§ **STORED ROWS**:
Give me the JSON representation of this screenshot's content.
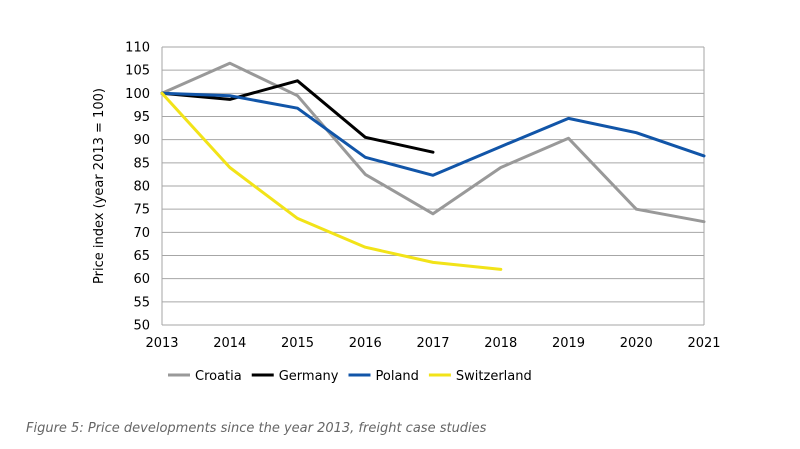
{
  "chart_data": {
    "type": "line",
    "title": "",
    "xlabel": "",
    "ylabel": "Price index (year 2013 = 100)",
    "xlim": [
      2013,
      2021
    ],
    "ylim": [
      50,
      110
    ],
    "yticks": [
      50,
      55,
      60,
      65,
      70,
      75,
      80,
      85,
      90,
      95,
      100,
      105,
      110
    ],
    "xticks": [
      2013,
      2014,
      2015,
      2016,
      2017,
      2018,
      2019,
      2020,
      2021
    ],
    "grid": "horizontal",
    "legend_position": "bottom",
    "series": [
      {
        "name": "Croatia",
        "color": "#999999",
        "x": [
          2013,
          2014,
          2015,
          2016,
          2017,
          2018,
          2019,
          2020,
          2021
        ],
        "y": [
          100,
          106.5,
          99.5,
          82.5,
          74,
          84,
          90.3,
          75,
          72.3
        ]
      },
      {
        "name": "Germany",
        "color": "#000000",
        "x": [
          2013,
          2014,
          2015,
          2016,
          2017
        ],
        "y": [
          100,
          98.7,
          102.7,
          90.5,
          87.3
        ]
      },
      {
        "name": "Poland",
        "color": "#1155a8",
        "x": [
          2013,
          2014,
          2015,
          2016,
          2017,
          2018,
          2019,
          2020,
          2021
        ],
        "y": [
          100,
          99.5,
          96.8,
          86.2,
          82.3,
          88.5,
          94.6,
          91.5,
          86.5
        ]
      },
      {
        "name": "Switzerland",
        "color": "#f2e318",
        "x": [
          2013,
          2014,
          2015,
          2016,
          2017,
          2018
        ],
        "y": [
          100,
          84,
          73,
          66.8,
          63.5,
          62
        ]
      }
    ]
  },
  "caption": "Figure 5: Price developments since the year 2013, freight case studies"
}
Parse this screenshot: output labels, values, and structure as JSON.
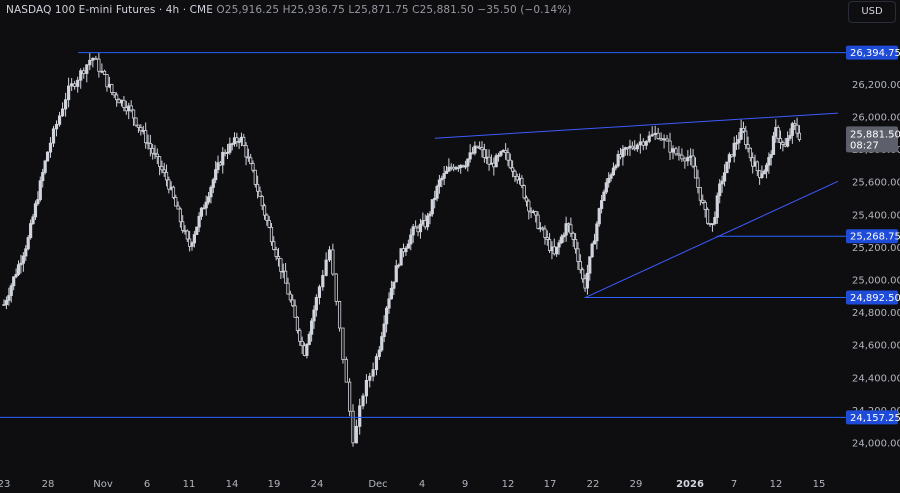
{
  "header": {
    "symbol": "NASDAQ 100 E-mini Futures · 4h · CME",
    "open_label": "O",
    "open": "25,916.25",
    "high_label": "H",
    "high": "25,936.75",
    "low_label": "L",
    "low": "25,871.75",
    "close_label": "C",
    "close": "25,881.50",
    "change": "−35.50 (−0.14%)"
  },
  "currency": "USD",
  "colors": {
    "background": "#0e0e10",
    "candle": "#d1d4dc",
    "level_line": "#2962ff",
    "trendline": "#3d5afe",
    "label_bg": "#1e4bd8",
    "last_price_bg": "#5d606b"
  },
  "chart_data": {
    "type": "candlestick",
    "timeframe": "4h",
    "y_axis": {
      "ylim": [
        23880,
        26640
      ],
      "ticks": [
        {
          "value": 24000,
          "label": "24,000.00"
        },
        {
          "value": 24200,
          "label": "24,200.00"
        },
        {
          "value": 24400,
          "label": "24,400.00"
        },
        {
          "value": 24600,
          "label": "24,600.00"
        },
        {
          "value": 24800,
          "label": "24,800.00"
        },
        {
          "value": 25000,
          "label": "25,000.00"
        },
        {
          "value": 25200,
          "label": "25,200.00"
        },
        {
          "value": 25400,
          "label": "25,400.00"
        },
        {
          "value": 25600,
          "label": "25,600.00"
        },
        {
          "value": 25800,
          "label": "25,800.00"
        },
        {
          "value": 26000,
          "label": "26,000.00"
        },
        {
          "value": 26200,
          "label": "26,200.00"
        }
      ]
    },
    "x_axis": {
      "ticks": [
        {
          "label": "23",
          "bold": false
        },
        {
          "label": "28",
          "bold": false
        },
        {
          "label": "Nov",
          "bold": false
        },
        {
          "label": "6",
          "bold": false
        },
        {
          "label": "11",
          "bold": false
        },
        {
          "label": "14",
          "bold": false
        },
        {
          "label": "19",
          "bold": false
        },
        {
          "label": "24",
          "bold": false
        },
        {
          "label": "Dec",
          "bold": false
        },
        {
          "label": "4",
          "bold": false
        },
        {
          "label": "9",
          "bold": false
        },
        {
          "label": "12",
          "bold": false
        },
        {
          "label": "17",
          "bold": false
        },
        {
          "label": "22",
          "bold": false
        },
        {
          "label": "29",
          "bold": false
        },
        {
          "label": "2026",
          "bold": true
        },
        {
          "label": "7",
          "bold": false
        },
        {
          "label": "12",
          "bold": false
        },
        {
          "label": "15",
          "bold": false
        }
      ]
    },
    "horizontal_levels": [
      {
        "value": 26394.75,
        "label": "26,394.75"
      },
      {
        "value": 25268.75,
        "label": "25,268.75"
      },
      {
        "value": 24892.5,
        "label": "24,892.50"
      },
      {
        "value": 24157.25,
        "label": "24,157.25"
      }
    ],
    "last_price": {
      "value": 25881.5,
      "label": "25,881.50",
      "countdown": "08:27"
    },
    "price_path": [
      {
        "x": 0.0,
        "p": 24850
      },
      {
        "x": 0.55,
        "p": 25250
      },
      {
        "x": 1.0,
        "p": 25800
      },
      {
        "x": 1.35,
        "p": 26150
      },
      {
        "x": 1.8,
        "p": 26370
      },
      {
        "x": 2.2,
        "p": 26150
      },
      {
        "x": 2.6,
        "p": 26050
      },
      {
        "x": 3.0,
        "p": 25850
      },
      {
        "x": 3.5,
        "p": 25600
      },
      {
        "x": 4.0,
        "p": 25200
      },
      {
        "x": 4.4,
        "p": 25500
      },
      {
        "x": 4.8,
        "p": 25780
      },
      {
        "x": 5.2,
        "p": 25880
      },
      {
        "x": 5.5,
        "p": 25650
      },
      {
        "x": 5.9,
        "p": 25300
      },
      {
        "x": 6.3,
        "p": 24950
      },
      {
        "x": 6.7,
        "p": 24550
      },
      {
        "x": 7.0,
        "p": 24900
      },
      {
        "x": 7.2,
        "p": 25200
      },
      {
        "x": 7.45,
        "p": 24450
      },
      {
        "x": 7.6,
        "p": 24000
      },
      {
        "x": 7.75,
        "p": 24300
      },
      {
        "x": 8.0,
        "p": 24550
      },
      {
        "x": 8.2,
        "p": 24850
      },
      {
        "x": 8.5,
        "p": 25150
      },
      {
        "x": 8.8,
        "p": 25300
      },
      {
        "x": 9.1,
        "p": 25350
      },
      {
        "x": 9.4,
        "p": 25600
      },
      {
        "x": 9.7,
        "p": 25700
      },
      {
        "x": 10.0,
        "p": 25720
      },
      {
        "x": 10.3,
        "p": 25820
      },
      {
        "x": 10.6,
        "p": 25700
      },
      {
        "x": 10.9,
        "p": 25780
      },
      {
        "x": 11.2,
        "p": 25650
      },
      {
        "x": 11.5,
        "p": 25450
      },
      {
        "x": 11.8,
        "p": 25300
      },
      {
        "x": 12.1,
        "p": 25150
      },
      {
        "x": 12.4,
        "p": 25350
      },
      {
        "x": 12.6,
        "p": 25200
      },
      {
        "x": 12.8,
        "p": 24950
      },
      {
        "x": 12.95,
        "p": 25150
      },
      {
        "x": 13.2,
        "p": 25500
      },
      {
        "x": 13.5,
        "p": 25720
      },
      {
        "x": 13.8,
        "p": 25800
      },
      {
        "x": 14.1,
        "p": 25850
      },
      {
        "x": 14.4,
        "p": 25900
      },
      {
        "x": 14.7,
        "p": 25780
      },
      {
        "x": 15.0,
        "p": 25750
      },
      {
        "x": 15.2,
        "p": 25550
      },
      {
        "x": 15.35,
        "p": 25400
      },
      {
        "x": 15.5,
        "p": 25320
      },
      {
        "x": 15.7,
        "p": 25600
      },
      {
        "x": 16.0,
        "p": 25820
      },
      {
        "x": 16.2,
        "p": 25920
      },
      {
        "x": 16.4,
        "p": 25750
      },
      {
        "x": 16.6,
        "p": 25650
      },
      {
        "x": 16.8,
        "p": 25700
      },
      {
        "x": 17.0,
        "p": 25920
      },
      {
        "x": 17.2,
        "p": 25800
      },
      {
        "x": 17.4,
        "p": 25950
      },
      {
        "x": 17.55,
        "p": 25881.5
      }
    ],
    "trendlines": [
      {
        "from": {
          "x": 9.3,
          "p": 25870
        },
        "to": {
          "x": 17.0,
          "p": 26000
        },
        "extend_to_x": 18.55
      },
      {
        "from": {
          "x": 12.82,
          "p": 24892.5
        },
        "to": {
          "x": 15.65,
          "p": 25268.75
        },
        "extend_to_x": 18.55
      }
    ]
  }
}
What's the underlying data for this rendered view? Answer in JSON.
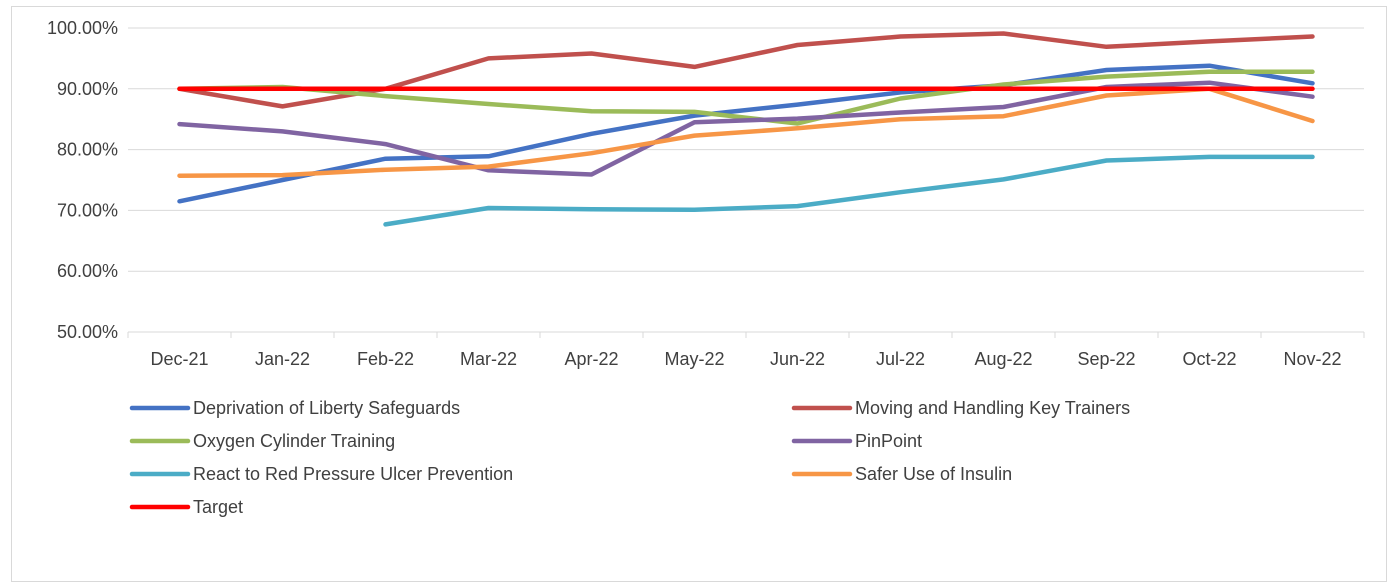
{
  "chart_data": {
    "type": "line",
    "title": "",
    "xlabel": "",
    "ylabel": "",
    "ylim": [
      0.5,
      1.0
    ],
    "y_ticks": [
      "50.00%",
      "60.00%",
      "70.00%",
      "80.00%",
      "90.00%",
      "100.00%"
    ],
    "y_tick_values": [
      0.5,
      0.6,
      0.7,
      0.8,
      0.9,
      1.0
    ],
    "grid": true,
    "legend_position": "bottom",
    "categories": [
      "Dec-21",
      "Jan-22",
      "Feb-22",
      "Mar-22",
      "Apr-22",
      "May-22",
      "Jun-22",
      "Jul-22",
      "Aug-22",
      "Sep-22",
      "Oct-22",
      "Nov-22"
    ],
    "series": [
      {
        "name": "Deprivation of Liberty Safeguards",
        "color": "#4472c4",
        "values": [
          0.715,
          0.75,
          0.785,
          0.789,
          0.826,
          0.856,
          0.874,
          0.894,
          0.906,
          0.931,
          0.938,
          0.909
        ]
      },
      {
        "name": "Moving and Handling Key Trainers",
        "color": "#c0504d",
        "values": [
          0.9,
          0.871,
          0.9,
          0.95,
          0.958,
          0.936,
          0.972,
          0.986,
          0.991,
          0.969,
          0.978,
          0.986
        ]
      },
      {
        "name": "Oxygen Cylinder Training",
        "color": "#9bbb59",
        "values": [
          0.9,
          0.903,
          0.888,
          0.875,
          0.863,
          0.862,
          0.843,
          0.884,
          0.907,
          0.92,
          0.928,
          0.928
        ]
      },
      {
        "name": "PinPoint",
        "color": "#8064a2",
        "values": [
          0.842,
          0.83,
          0.809,
          0.766,
          0.759,
          0.845,
          0.851,
          0.861,
          0.87,
          0.903,
          0.91,
          0.887
        ]
      },
      {
        "name": "React to Red Pressure Ulcer Prevention",
        "color": "#4bacc6",
        "values": [
          null,
          null,
          0.677,
          0.704,
          0.702,
          0.701,
          0.707,
          0.73,
          0.751,
          0.782,
          0.788,
          0.788
        ]
      },
      {
        "name": "Safer Use of Insulin",
        "color": "#f79646",
        "values": [
          0.757,
          0.758,
          0.767,
          0.772,
          0.794,
          0.823,
          0.835,
          0.85,
          0.855,
          0.889,
          0.9,
          0.847
        ]
      },
      {
        "name": "Target",
        "color": "#ff0000",
        "values": [
          0.9,
          0.9,
          0.9,
          0.9,
          0.9,
          0.9,
          0.9,
          0.9,
          0.9,
          0.9,
          0.9,
          0.9
        ]
      }
    ]
  }
}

§ **WHAT IS NEEDED**: Your answer should be a single number: the count of lines in the listing that contain the word "JSON".

§ **RESPONSE TO THIS TASK**: 3